Copy out all the lines exactly. Omit pictures.

** START OF Source records **

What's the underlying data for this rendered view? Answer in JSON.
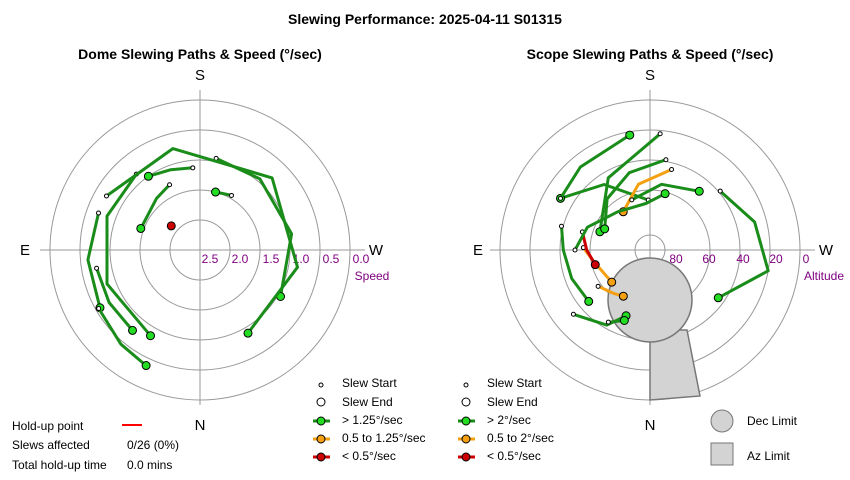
{
  "title": "Slewing Performance: 2025-04-11 S01315",
  "colors": {
    "green": "#1a8c1a",
    "green_dot": "#22dd22",
    "orange": "#f5a010",
    "red": "#cc0000",
    "ring": "#999999",
    "tick": "#800080",
    "limit_fill": "#d3d3d3"
  },
  "chart_data": [
    {
      "type": "polar-slew-paths",
      "title": "Dome Slewing Paths & Speed (°/sec)",
      "directions": {
        "top": "S",
        "bottom": "N",
        "left": "E",
        "right": "W"
      },
      "radial_label": "Speed",
      "ticks": [
        "2.5",
        "2.0",
        "1.5",
        "1.0",
        "0.5",
        "0.0"
      ],
      "paths": [
        {
          "az": [
            10,
            40,
            80,
            120
          ],
          "r": [
            0.62,
            0.62,
            0.62,
            0.62
          ],
          "speed": "fast"
        },
        {
          "az": [
            -40,
            -70,
            -110,
            -150
          ],
          "r": [
            0.66,
            0.66,
            0.66,
            0.66
          ],
          "speed": "fast"
        },
        {
          "az": [
            -60,
            -15,
            45,
            100,
            150
          ],
          "r": [
            0.72,
            0.7,
            0.68,
            0.66,
            0.64
          ],
          "speed": "fast"
        },
        {
          "az": [
            -25,
            -40,
            -70
          ],
          "r": [
            0.48,
            0.45,
            0.42
          ],
          "speed": "fast"
        },
        {
          "az": [
            -5,
            -20,
            -35
          ],
          "r": [
            0.55,
            0.57,
            0.6
          ],
          "speed": "fast"
        },
        {
          "az": [
            -70,
            -95,
            -120
          ],
          "r": [
            0.72,
            0.75,
            0.77
          ],
          "speed": "fast"
        },
        {
          "az": [
            -100,
            -120,
            -140
          ],
          "r": [
            0.7,
            0.7,
            0.7
          ],
          "speed": "fast"
        },
        {
          "az": [
            -120,
            -140,
            -155
          ],
          "r": [
            0.78,
            0.82,
            0.85
          ],
          "speed": "fast"
        },
        {
          "az": [
            30,
            15
          ],
          "r": [
            0.42,
            0.4
          ],
          "speed": "fast"
        },
        {
          "az": [
            -50
          ],
          "r": [
            0.25
          ],
          "speed": "slow"
        }
      ]
    },
    {
      "type": "polar-slew-paths",
      "title": "Scope Slewing Paths & Speed (°/sec)",
      "directions": {
        "top": "S",
        "bottom": "N",
        "left": "E",
        "right": "W"
      },
      "radial_label": "Altitude",
      "ticks": [
        "80",
        "60",
        "40",
        "20",
        "0"
      ],
      "paths": [
        {
          "az": [
            -2,
            -35,
            -60
          ],
          "alt": [
            60,
            42,
            28
          ],
          "speed": "fast"
        },
        {
          "az": [
            -60,
            -40,
            -10
          ],
          "alt": [
            28,
            25,
            20
          ],
          "speed": "fast"
        },
        {
          "az": [
            5,
            -30,
            -70
          ],
          "alt": [
            20,
            40,
            58
          ],
          "speed": "fast"
        },
        {
          "az": [
            10,
            -15,
            -40,
            -65
          ],
          "alt": [
            35,
            42,
            50,
            60
          ],
          "speed": "fast"
        },
        {
          "az": [
            -75,
            -90,
            -110,
            -130
          ],
          "alt": [
            35,
            38,
            40,
            42
          ],
          "speed": "fast"
        },
        {
          "az": [
            15,
            -10,
            -35
          ],
          "alt": [
            40,
            50,
            62
          ],
          "speed": "medium"
        },
        {
          "az": [
            -88,
            -100,
            -130
          ],
          "alt": [
            50,
            55,
            60
          ],
          "speed": "medium"
        },
        {
          "az": [
            -75,
            -90,
            -105
          ],
          "alt": [
            48,
            52,
            56
          ],
          "speed": "slow"
        },
        {
          "az": [
            -130,
            -150,
            -160
          ],
          "alt": [
            30,
            38,
            48
          ],
          "speed": "fast"
        },
        {
          "az": [
            50,
            75,
            100,
            125
          ],
          "alt": [
            35,
            25,
            18,
            40
          ],
          "speed": "fast"
        },
        {
          "az": [
            -20,
            10,
            40
          ],
          "alt": [
            58,
            50,
            44
          ],
          "speed": "fast"
        },
        {
          "az": [
            -125,
            -140,
            -150
          ],
          "alt": [
            52,
            56,
            58
          ],
          "speed": "medium"
        },
        {
          "az": [
            -90,
            -70,
            -40,
            -5,
            15
          ],
          "alt": [
            45,
            50,
            60,
            62,
            55
          ],
          "speed": "fast"
        },
        {
          "az": [
            -150,
            -160
          ],
          "alt": [
            40,
            45
          ],
          "speed": "fast"
        }
      ]
    }
  ],
  "dome_legend": {
    "start": "Slew Start",
    "end": "Slew End",
    "fast": "> 1.25°/sec",
    "medium": "0.5 to 1.25°/sec",
    "slow": "< 0.5°/sec"
  },
  "scope_legend": {
    "start": "Slew Start",
    "end": "Slew End",
    "fast": "> 2°/sec",
    "medium": "0.5 to 2°/sec",
    "slow": "< 0.5°/sec",
    "dec_limit": "Dec Limit",
    "az_limit": "Az Limit"
  },
  "holdup": {
    "point_label": "Hold-up point",
    "slews_label": "Slews affected",
    "slews_value": "0/26 (0%)",
    "total_label": "Total hold-up time",
    "total_value": "0.0 mins"
  }
}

** END OF Source records **

> [Finished task]
What's the underlying data for this rendered view? Answer in JSON.
{
  "title": "Slewing Performance: 2025-04-11 S01315",
  "colors": {
    "green": "#1a8c1a",
    "green_dot": "#22dd22",
    "orange": "#f5a010",
    "red": "#cc0000",
    "ring": "#999999",
    "tick": "#800080",
    "limit_fill": "#d3d3d3"
  },
  "chart_data": [
    {
      "type": "polar-slew-paths",
      "title": "Dome Slewing Paths & Speed (°/sec)",
      "directions": {
        "top": "S",
        "bottom": "N",
        "left": "E",
        "right": "W"
      },
      "radial_label": "Speed",
      "ticks": [
        "2.5",
        "2.0",
        "1.5",
        "1.0",
        "0.5",
        "0.0"
      ],
      "paths": [
        {
          "az": [
            10,
            40,
            80,
            120
          ],
          "r": [
            0.62,
            0.62,
            0.62,
            0.62
          ],
          "speed": "fast"
        },
        {
          "az": [
            -40,
            -70,
            -110,
            -150
          ],
          "r": [
            0.66,
            0.66,
            0.66,
            0.66
          ],
          "speed": "fast"
        },
        {
          "az": [
            -60,
            -15,
            45,
            100,
            150
          ],
          "r": [
            0.72,
            0.7,
            0.68,
            0.66,
            0.64
          ],
          "speed": "fast"
        },
        {
          "az": [
            -25,
            -40,
            -70
          ],
          "r": [
            0.48,
            0.45,
            0.42
          ],
          "speed": "fast"
        },
        {
          "az": [
            -5,
            -20,
            -35
          ],
          "r": [
            0.55,
            0.57,
            0.6
          ],
          "speed": "fast"
        },
        {
          "az": [
            -70,
            -95,
            -120
          ],
          "r": [
            0.72,
            0.75,
            0.77
          ],
          "speed": "fast"
        },
        {
          "az": [
            -100,
            -120,
            -140
          ],
          "r": [
            0.7,
            0.7,
            0.7
          ],
          "speed": "fast"
        },
        {
          "az": [
            -120,
            -140,
            -155
          ],
          "r": [
            0.78,
            0.82,
            0.85
          ],
          "speed": "fast"
        },
        {
          "az": [
            30,
            15
          ],
          "r": [
            0.42,
            0.4
          ],
          "speed": "fast"
        },
        {
          "az": [
            -50
          ],
          "r": [
            0.25
          ],
          "speed": "slow"
        }
      ]
    },
    {
      "type": "polar-slew-paths",
      "title": "Scope Slewing Paths & Speed (°/sec)",
      "directions": {
        "top": "S",
        "bottom": "N",
        "left": "E",
        "right": "W"
      },
      "radial_label": "Altitude",
      "ticks": [
        "80",
        "60",
        "40",
        "20",
        "0"
      ],
      "paths": [
        {
          "az": [
            -2,
            -35,
            -60
          ],
          "alt": [
            60,
            42,
            28
          ],
          "speed": "fast"
        },
        {
          "az": [
            -60,
            -40,
            -10
          ],
          "alt": [
            28,
            25,
            20
          ],
          "speed": "fast"
        },
        {
          "az": [
            5,
            -30,
            -70
          ],
          "alt": [
            20,
            40,
            58
          ],
          "speed": "fast"
        },
        {
          "az": [
            10,
            -15,
            -40,
            -65
          ],
          "alt": [
            35,
            42,
            50,
            60
          ],
          "speed": "fast"
        },
        {
          "az": [
            -75,
            -90,
            -110,
            -130
          ],
          "alt": [
            35,
            38,
            40,
            42
          ],
          "speed": "fast"
        },
        {
          "az": [
            15,
            -10,
            -35
          ],
          "alt": [
            40,
            50,
            62
          ],
          "speed": "medium"
        },
        {
          "az": [
            -88,
            -100,
            -130
          ],
          "alt": [
            50,
            55,
            60
          ],
          "speed": "medium"
        },
        {
          "az": [
            -75,
            -90,
            -105
          ],
          "alt": [
            48,
            52,
            56
          ],
          "speed": "slow"
        },
        {
          "az": [
            -130,
            -150,
            -160
          ],
          "alt": [
            30,
            38,
            48
          ],
          "speed": "fast"
        },
        {
          "az": [
            50,
            75,
            100,
            125
          ],
          "alt": [
            35,
            25,
            18,
            40
          ],
          "speed": "fast"
        },
        {
          "az": [
            -20,
            10,
            40
          ],
          "alt": [
            58,
            50,
            44
          ],
          "speed": "fast"
        },
        {
          "az": [
            -125,
            -140,
            -150
          ],
          "alt": [
            52,
            56,
            58
          ],
          "speed": "medium"
        },
        {
          "az": [
            -90,
            -70,
            -40,
            -5,
            15
          ],
          "alt": [
            45,
            50,
            60,
            62,
            55
          ],
          "speed": "fast"
        },
        {
          "az": [
            -150,
            -160
          ],
          "alt": [
            40,
            45
          ],
          "speed": "fast"
        }
      ]
    }
  ],
  "dome_legend": {
    "start": "Slew Start",
    "end": "Slew End",
    "fast": "> 1.25°/sec",
    "medium": "0.5 to 1.25°/sec",
    "slow": "< 0.5°/sec"
  },
  "scope_legend": {
    "start": "Slew Start",
    "end": "Slew End",
    "fast": "> 2°/sec",
    "medium": "0.5 to 2°/sec",
    "slow": "< 0.5°/sec",
    "dec_limit": "Dec Limit",
    "az_limit": "Az Limit"
  },
  "holdup": {
    "point_label": "Hold-up point",
    "slews_label": "Slews affected",
    "slews_value": "0/26 (0%)",
    "total_label": "Total hold-up time",
    "total_value": "0.0 mins"
  }
}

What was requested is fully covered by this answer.